Answer with one number only: the number of lines that contain "Angew".

Extracted data entries
########

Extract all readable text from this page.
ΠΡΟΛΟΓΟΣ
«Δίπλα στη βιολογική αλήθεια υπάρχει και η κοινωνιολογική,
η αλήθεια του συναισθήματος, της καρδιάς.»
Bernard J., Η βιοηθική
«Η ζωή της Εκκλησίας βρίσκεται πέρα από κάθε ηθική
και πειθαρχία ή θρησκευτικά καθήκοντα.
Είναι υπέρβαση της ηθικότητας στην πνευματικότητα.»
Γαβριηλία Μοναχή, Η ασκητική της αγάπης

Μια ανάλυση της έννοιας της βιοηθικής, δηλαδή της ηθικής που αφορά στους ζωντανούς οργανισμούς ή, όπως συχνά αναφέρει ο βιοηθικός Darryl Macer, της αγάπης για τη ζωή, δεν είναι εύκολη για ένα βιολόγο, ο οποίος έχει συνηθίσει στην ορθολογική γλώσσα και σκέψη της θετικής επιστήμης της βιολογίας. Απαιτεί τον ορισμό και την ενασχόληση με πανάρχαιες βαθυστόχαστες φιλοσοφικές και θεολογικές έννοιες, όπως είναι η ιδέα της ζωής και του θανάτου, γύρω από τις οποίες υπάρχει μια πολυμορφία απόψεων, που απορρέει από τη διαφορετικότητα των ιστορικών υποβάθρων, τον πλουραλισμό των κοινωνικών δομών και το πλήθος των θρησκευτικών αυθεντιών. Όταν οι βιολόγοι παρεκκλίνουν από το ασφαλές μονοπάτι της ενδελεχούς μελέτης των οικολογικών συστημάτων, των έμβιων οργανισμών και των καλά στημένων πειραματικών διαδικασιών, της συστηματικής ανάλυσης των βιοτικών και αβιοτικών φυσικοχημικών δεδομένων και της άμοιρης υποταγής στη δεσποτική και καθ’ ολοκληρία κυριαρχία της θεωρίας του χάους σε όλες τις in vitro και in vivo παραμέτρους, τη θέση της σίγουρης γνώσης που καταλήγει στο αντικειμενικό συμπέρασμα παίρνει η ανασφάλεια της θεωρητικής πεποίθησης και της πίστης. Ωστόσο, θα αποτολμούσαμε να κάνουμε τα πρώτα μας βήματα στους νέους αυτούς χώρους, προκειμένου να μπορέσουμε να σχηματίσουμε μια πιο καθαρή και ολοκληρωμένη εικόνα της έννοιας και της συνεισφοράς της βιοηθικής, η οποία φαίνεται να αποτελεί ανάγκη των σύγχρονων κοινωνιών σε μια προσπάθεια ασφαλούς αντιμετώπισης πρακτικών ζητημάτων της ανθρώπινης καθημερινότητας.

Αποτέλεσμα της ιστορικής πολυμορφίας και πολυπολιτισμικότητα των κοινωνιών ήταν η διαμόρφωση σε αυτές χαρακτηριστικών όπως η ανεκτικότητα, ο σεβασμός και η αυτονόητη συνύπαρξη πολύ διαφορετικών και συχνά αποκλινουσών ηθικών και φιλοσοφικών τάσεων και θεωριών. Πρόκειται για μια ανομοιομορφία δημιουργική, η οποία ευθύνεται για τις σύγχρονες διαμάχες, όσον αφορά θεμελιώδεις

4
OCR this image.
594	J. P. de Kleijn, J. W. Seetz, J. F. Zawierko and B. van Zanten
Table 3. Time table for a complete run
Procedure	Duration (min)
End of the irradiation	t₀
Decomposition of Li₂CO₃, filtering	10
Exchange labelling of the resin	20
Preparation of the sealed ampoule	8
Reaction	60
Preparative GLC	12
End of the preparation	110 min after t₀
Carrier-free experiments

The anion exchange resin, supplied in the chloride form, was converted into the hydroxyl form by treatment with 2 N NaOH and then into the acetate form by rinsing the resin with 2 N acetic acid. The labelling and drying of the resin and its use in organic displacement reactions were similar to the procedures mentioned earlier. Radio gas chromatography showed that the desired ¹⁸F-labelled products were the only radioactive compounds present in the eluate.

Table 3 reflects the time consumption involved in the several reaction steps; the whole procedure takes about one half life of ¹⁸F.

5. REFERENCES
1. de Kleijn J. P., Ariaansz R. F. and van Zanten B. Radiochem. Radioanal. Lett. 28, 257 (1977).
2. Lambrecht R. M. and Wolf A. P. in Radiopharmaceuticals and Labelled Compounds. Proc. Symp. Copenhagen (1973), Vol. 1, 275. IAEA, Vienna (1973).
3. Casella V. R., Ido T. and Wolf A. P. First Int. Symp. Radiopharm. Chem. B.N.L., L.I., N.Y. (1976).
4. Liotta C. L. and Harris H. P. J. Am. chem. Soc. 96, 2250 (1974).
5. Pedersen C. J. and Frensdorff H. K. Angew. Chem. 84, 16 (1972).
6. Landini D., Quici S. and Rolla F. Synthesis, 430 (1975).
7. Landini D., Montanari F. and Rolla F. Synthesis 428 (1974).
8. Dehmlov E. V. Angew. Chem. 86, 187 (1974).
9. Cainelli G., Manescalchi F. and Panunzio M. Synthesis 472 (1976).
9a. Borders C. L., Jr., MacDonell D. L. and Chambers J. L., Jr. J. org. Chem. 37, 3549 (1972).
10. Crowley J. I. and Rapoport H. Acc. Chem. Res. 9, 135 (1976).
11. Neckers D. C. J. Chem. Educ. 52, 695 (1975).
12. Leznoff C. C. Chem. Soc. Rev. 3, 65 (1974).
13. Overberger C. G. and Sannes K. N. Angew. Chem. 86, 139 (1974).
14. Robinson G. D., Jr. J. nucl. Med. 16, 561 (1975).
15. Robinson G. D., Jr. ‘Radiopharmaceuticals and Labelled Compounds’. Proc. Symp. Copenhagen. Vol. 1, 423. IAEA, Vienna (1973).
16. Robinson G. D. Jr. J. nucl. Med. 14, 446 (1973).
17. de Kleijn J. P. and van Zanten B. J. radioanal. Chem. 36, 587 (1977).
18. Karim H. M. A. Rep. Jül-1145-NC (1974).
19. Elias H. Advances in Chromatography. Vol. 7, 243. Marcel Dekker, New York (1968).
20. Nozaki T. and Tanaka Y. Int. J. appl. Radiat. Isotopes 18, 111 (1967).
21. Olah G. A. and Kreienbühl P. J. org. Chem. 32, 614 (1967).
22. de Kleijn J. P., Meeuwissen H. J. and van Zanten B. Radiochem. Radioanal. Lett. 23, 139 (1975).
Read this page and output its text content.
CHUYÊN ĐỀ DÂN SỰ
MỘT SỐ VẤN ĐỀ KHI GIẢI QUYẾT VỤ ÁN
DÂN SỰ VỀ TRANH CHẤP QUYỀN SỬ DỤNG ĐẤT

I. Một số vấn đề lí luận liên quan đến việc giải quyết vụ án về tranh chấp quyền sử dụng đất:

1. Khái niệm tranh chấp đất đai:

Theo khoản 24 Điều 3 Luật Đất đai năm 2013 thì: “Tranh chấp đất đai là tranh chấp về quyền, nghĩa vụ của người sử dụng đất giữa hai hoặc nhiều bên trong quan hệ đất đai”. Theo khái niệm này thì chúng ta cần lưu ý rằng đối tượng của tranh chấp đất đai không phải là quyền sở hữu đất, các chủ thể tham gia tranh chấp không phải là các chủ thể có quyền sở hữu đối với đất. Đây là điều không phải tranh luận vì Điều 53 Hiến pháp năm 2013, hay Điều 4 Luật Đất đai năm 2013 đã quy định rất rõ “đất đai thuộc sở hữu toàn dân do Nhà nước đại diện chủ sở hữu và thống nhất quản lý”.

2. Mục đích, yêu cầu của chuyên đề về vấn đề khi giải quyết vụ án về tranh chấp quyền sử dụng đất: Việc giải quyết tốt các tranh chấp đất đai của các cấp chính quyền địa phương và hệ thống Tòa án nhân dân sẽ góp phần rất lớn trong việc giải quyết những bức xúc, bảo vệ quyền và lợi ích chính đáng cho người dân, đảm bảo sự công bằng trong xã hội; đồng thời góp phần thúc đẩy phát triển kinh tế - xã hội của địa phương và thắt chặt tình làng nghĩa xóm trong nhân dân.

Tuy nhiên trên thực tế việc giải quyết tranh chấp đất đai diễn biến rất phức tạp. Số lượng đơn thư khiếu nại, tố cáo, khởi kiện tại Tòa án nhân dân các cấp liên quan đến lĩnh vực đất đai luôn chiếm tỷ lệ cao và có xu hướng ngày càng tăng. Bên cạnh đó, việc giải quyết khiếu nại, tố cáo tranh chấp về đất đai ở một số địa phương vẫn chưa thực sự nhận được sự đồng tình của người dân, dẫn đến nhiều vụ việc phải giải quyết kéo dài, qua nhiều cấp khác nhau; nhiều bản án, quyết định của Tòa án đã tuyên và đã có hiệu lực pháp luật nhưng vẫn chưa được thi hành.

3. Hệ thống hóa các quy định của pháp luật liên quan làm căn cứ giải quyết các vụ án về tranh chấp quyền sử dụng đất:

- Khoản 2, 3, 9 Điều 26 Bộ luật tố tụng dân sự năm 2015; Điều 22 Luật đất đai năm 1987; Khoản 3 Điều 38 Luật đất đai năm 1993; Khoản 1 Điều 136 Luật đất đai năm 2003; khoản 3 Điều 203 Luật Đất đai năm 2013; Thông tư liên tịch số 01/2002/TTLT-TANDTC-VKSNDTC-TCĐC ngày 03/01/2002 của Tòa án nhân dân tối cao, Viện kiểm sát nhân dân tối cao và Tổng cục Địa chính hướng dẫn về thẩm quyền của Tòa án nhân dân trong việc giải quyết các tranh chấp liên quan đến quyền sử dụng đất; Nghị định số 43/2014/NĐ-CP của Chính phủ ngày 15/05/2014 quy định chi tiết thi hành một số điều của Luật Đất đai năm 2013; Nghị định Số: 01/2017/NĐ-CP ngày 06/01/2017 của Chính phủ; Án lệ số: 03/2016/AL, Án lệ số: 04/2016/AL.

########

* **The result**
3